(Source records)

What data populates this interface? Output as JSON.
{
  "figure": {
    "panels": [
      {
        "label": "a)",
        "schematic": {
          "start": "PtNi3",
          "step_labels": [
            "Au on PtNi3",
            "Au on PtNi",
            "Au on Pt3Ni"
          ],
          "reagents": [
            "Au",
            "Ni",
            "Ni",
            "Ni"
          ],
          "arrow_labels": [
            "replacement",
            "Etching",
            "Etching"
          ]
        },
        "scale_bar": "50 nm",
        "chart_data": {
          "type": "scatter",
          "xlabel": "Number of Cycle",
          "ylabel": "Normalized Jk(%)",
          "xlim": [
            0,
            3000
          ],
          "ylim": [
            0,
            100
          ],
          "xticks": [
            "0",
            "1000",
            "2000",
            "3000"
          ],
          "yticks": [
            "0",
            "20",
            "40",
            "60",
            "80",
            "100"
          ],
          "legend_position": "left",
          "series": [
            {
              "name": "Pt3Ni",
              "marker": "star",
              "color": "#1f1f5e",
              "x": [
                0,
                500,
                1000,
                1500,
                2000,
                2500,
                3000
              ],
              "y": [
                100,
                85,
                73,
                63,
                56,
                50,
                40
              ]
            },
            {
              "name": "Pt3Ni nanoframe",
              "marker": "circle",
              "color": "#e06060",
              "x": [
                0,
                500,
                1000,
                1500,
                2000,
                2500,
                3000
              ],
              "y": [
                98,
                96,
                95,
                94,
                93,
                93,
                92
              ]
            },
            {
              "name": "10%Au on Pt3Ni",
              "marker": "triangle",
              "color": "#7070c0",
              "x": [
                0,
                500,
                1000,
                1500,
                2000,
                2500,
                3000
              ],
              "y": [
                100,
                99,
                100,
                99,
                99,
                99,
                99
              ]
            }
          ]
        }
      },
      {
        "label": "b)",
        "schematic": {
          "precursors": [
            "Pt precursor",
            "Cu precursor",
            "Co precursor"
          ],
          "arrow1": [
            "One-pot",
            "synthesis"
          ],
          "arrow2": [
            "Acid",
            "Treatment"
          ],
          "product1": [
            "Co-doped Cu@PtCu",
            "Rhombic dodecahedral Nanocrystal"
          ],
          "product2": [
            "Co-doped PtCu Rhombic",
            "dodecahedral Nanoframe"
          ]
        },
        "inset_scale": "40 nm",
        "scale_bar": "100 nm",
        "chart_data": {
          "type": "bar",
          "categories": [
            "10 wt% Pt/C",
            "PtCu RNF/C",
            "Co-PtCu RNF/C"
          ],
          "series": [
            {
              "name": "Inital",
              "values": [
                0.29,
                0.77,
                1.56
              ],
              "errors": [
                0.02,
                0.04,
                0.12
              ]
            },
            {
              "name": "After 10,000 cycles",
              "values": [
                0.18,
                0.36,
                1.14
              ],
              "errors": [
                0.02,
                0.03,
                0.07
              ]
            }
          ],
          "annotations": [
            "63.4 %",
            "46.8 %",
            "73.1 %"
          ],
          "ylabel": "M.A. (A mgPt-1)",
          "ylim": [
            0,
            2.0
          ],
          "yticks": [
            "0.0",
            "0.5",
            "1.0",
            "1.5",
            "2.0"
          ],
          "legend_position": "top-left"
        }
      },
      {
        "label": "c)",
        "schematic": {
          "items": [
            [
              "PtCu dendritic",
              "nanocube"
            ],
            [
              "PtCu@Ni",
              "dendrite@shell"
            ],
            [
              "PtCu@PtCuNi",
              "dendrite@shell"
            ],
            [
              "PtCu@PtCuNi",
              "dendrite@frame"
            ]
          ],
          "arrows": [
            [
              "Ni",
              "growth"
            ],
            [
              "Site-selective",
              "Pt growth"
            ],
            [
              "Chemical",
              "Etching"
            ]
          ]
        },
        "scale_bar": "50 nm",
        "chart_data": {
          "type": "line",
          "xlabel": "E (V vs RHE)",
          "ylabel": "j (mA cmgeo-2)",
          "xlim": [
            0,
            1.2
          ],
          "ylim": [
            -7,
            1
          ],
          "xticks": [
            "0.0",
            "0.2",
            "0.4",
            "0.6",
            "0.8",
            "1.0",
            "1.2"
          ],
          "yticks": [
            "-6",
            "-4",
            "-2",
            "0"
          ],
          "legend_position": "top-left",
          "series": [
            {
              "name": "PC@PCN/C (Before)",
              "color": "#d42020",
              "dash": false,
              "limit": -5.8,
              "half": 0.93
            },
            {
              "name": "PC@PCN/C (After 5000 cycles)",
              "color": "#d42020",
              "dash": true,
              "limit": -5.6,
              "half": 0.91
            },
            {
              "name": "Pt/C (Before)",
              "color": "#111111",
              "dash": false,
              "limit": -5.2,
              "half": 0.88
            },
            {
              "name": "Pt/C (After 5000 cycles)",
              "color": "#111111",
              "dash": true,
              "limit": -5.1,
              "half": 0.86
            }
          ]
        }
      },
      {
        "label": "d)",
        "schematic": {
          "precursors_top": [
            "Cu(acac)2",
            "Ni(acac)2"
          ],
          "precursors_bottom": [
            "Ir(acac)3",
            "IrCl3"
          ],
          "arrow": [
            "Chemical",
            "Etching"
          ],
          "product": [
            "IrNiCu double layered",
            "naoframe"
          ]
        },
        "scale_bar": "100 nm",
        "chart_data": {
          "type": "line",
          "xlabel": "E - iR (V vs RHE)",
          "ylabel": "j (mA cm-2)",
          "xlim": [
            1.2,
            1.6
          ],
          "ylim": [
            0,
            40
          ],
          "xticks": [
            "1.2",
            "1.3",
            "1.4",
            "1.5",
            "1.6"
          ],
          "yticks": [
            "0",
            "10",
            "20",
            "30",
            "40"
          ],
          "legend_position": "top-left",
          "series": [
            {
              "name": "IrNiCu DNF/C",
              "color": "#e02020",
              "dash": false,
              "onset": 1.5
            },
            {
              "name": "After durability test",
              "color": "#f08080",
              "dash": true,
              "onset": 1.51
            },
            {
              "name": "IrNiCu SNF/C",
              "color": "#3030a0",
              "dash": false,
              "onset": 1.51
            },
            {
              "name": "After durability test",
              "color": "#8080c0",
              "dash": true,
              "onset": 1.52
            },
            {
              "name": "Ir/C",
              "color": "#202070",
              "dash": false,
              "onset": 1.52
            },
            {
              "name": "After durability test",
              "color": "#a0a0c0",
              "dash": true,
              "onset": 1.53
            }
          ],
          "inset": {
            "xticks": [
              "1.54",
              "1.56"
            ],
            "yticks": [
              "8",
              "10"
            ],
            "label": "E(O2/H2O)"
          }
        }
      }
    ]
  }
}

_STATED TASK:_ Transcribe the material exactly as it reads.

_EXPECTED ANSWER:_
What data populates this interface? Output as JSON.
{
  "figure": {
    "panels": [
      {
        "label": "a)",
        "schematic": {
          "start": "PtNi3",
          "step_labels": [
            "Au on PtNi3",
            "Au on PtNi",
            "Au on Pt3Ni"
          ],
          "reagents": [
            "Au",
            "Ni",
            "Ni",
            "Ni"
          ],
          "arrow_labels": [
            "replacement",
            "Etching",
            "Etching"
          ]
        },
        "scale_bar": "50 nm",
        "chart_data": {
          "type": "scatter",
          "xlabel": "Number of Cycle",
          "ylabel": "Normalized Jk(%)",
          "xlim": [
            0,
            3000
          ],
          "ylim": [
            0,
            100
          ],
          "xticks": [
            "0",
            "1000",
            "2000",
            "3000"
          ],
          "yticks": [
            "0",
            "20",
            "40",
            "60",
            "80",
            "100"
          ],
          "legend_position": "left",
          "series": [
            {
              "name": "Pt3Ni",
              "marker": "star",
              "color": "#1f1f5e",
              "x": [
                0,
                500,
                1000,
                1500,
                2000,
                2500,
                3000
              ],
              "y": [
                100,
                85,
                73,
                63,
                56,
                50,
                40
              ]
            },
            {
              "name": "Pt3Ni nanoframe",
              "marker": "circle",
              "color": "#e06060",
              "x": [
                0,
                500,
                1000,
                1500,
                2000,
                2500,
                3000
              ],
              "y": [
                98,
                96,
                95,
                94,
                93,
                93,
                92
              ]
            },
            {
              "name": "10%Au on Pt3Ni",
              "marker": "triangle",
              "color": "#7070c0",
              "x": [
                0,
                500,
                1000,
                1500,
                2000,
                2500,
                3000
              ],
              "y": [
                100,
                99,
                100,
                99,
                99,
                99,
                99
              ]
            }
          ]
        }
      },
      {
        "label": "b)",
        "schematic": {
          "precursors": [
            "Pt precursor",
            "Cu precursor",
            "Co precursor"
          ],
          "arrow1": [
            "One-pot",
            "synthesis"
          ],
          "arrow2": [
            "Acid",
            "Treatment"
          ],
          "product1": [
            "Co-doped Cu@PtCu",
            "Rhombic dodecahedral Nanocrystal"
          ],
          "product2": [
            "Co-doped PtCu Rhombic",
            "dodecahedral Nanoframe"
          ]
        },
        "inset_scale": "40 nm",
        "scale_bar": "100 nm",
        "chart_data": {
          "type": "bar",
          "categories": [
            "10 wt% Pt/C",
            "PtCu RNF/C",
            "Co-PtCu RNF/C"
          ],
          "series": [
            {
              "name": "Inital",
              "values": [
                0.29,
                0.77,
                1.56
              ],
              "errors": [
                0.02,
                0.04,
                0.12
              ]
            },
            {
              "name": "After 10,000 cycles",
              "values": [
                0.18,
                0.36,
                1.14
              ],
              "errors": [
                0.02,
                0.03,
                0.07
              ]
            }
          ],
          "annotations": [
            "63.4 %",
            "46.8 %",
            "73.1 %"
          ],
          "ylabel": "M.A. (A mgPt-1)",
          "ylim": [
            0,
            2.0
          ],
          "yticks": [
            "0.0",
            "0.5",
            "1.0",
            "1.5",
            "2.0"
          ],
          "legend_position": "top-left"
        }
      },
      {
        "label": "c)",
        "schematic": {
          "items": [
            [
              "PtCu dendritic",
              "nanocube"
            ],
            [
              "PtCu@Ni",
              "dendrite@shell"
            ],
            [
              "PtCu@PtCuNi",
              "dendrite@shell"
            ],
            [
              "PtCu@PtCuNi",
              "dendrite@frame"
            ]
          ],
          "arrows": [
            [
              "Ni",
              "growth"
            ],
            [
              "Site-selective",
              "Pt growth"
            ],
            [
              "Chemical",
              "Etching"
            ]
          ]
        },
        "scale_bar": "50 nm",
        "chart_data": {
          "type": "line",
          "xlabel": "E (V vs RHE)",
          "ylabel": "j (mA cmgeo-2)",
          "xlim": [
            0,
            1.2
          ],
          "ylim": [
            -7,
            1
          ],
          "xticks": [
            "0.0",
            "0.2",
            "0.4",
            "0.6",
            "0.8",
            "1.0",
            "1.2"
          ],
          "yticks": [
            "-6",
            "-4",
            "-2",
            "0"
          ],
          "legend_position": "top-left",
          "series": [
            {
              "name": "PC@PCN/C (Before)",
              "color": "#d42020",
              "dash": false,
              "limit": -5.8,
              "half": 0.93
            },
            {
              "name": "PC@PCN/C (After 5000 cycles)",
              "color": "#d42020",
              "dash": true,
              "limit": -5.6,
              "half": 0.91
            },
            {
              "name": "Pt/C (Before)",
              "color": "#111111",
              "dash": false,
              "limit": -5.2,
              "half": 0.88
            },
            {
              "name": "Pt/C (After 5000 cycles)",
              "color": "#111111",
              "dash": true,
              "limit": -5.1,
              "half": 0.86
            }
          ]
        }
      },
      {
        "label": "d)",
        "schematic": {
          "precursors_top": [
            "Cu(acac)2",
            "Ni(acac)2"
          ],
          "precursors_bottom": [
            "Ir(acac)3",
            "IrCl3"
          ],
          "arrow": [
            "Chemical",
            "Etching"
          ],
          "product": [
            "IrNiCu double layered",
            "naoframe"
          ]
        },
        "scale_bar": "100 nm",
        "chart_data": {
          "type": "line",
          "xlabel": "E - iR (V vs RHE)",
          "ylabel": "j (mA cm-2)",
          "xlim": [
            1.2,
            1.6
          ],
          "ylim": [
            0,
            40
          ],
          "xticks": [
            "1.2",
            "1.3",
            "1.4",
            "1.5",
            "1.6"
          ],
          "yticks": [
            "0",
            "10",
            "20",
            "30",
            "40"
          ],
          "legend_position": "top-left",
          "series": [
            {
              "name": "IrNiCu DNF/C",
              "color": "#e02020",
              "dash": false,
              "onset": 1.5
            },
            {
              "name": "After durability test",
              "color": "#f08080",
              "dash": true,
              "onset": 1.51
            },
            {
              "name": "IrNiCu SNF/C",
              "color": "#3030a0",
              "dash": false,
              "onset": 1.51
            },
            {
              "name": "After durability test",
              "color": "#8080c0",
              "dash": true,
              "onset": 1.52
            },
            {
              "name": "Ir/C",
              "color": "#202070",
              "dash": false,
              "onset": 1.52
            },
            {
              "name": "After durability test",
              "color": "#a0a0c0",
              "dash": true,
              "onset": 1.53
            }
          ],
          "inset": {
            "xticks": [
              "1.54",
              "1.56"
            ],
            "yticks": [
              "8",
              "10"
            ],
            "label": "E(O2/H2O)"
          }
        }
      }
    ]
  }
}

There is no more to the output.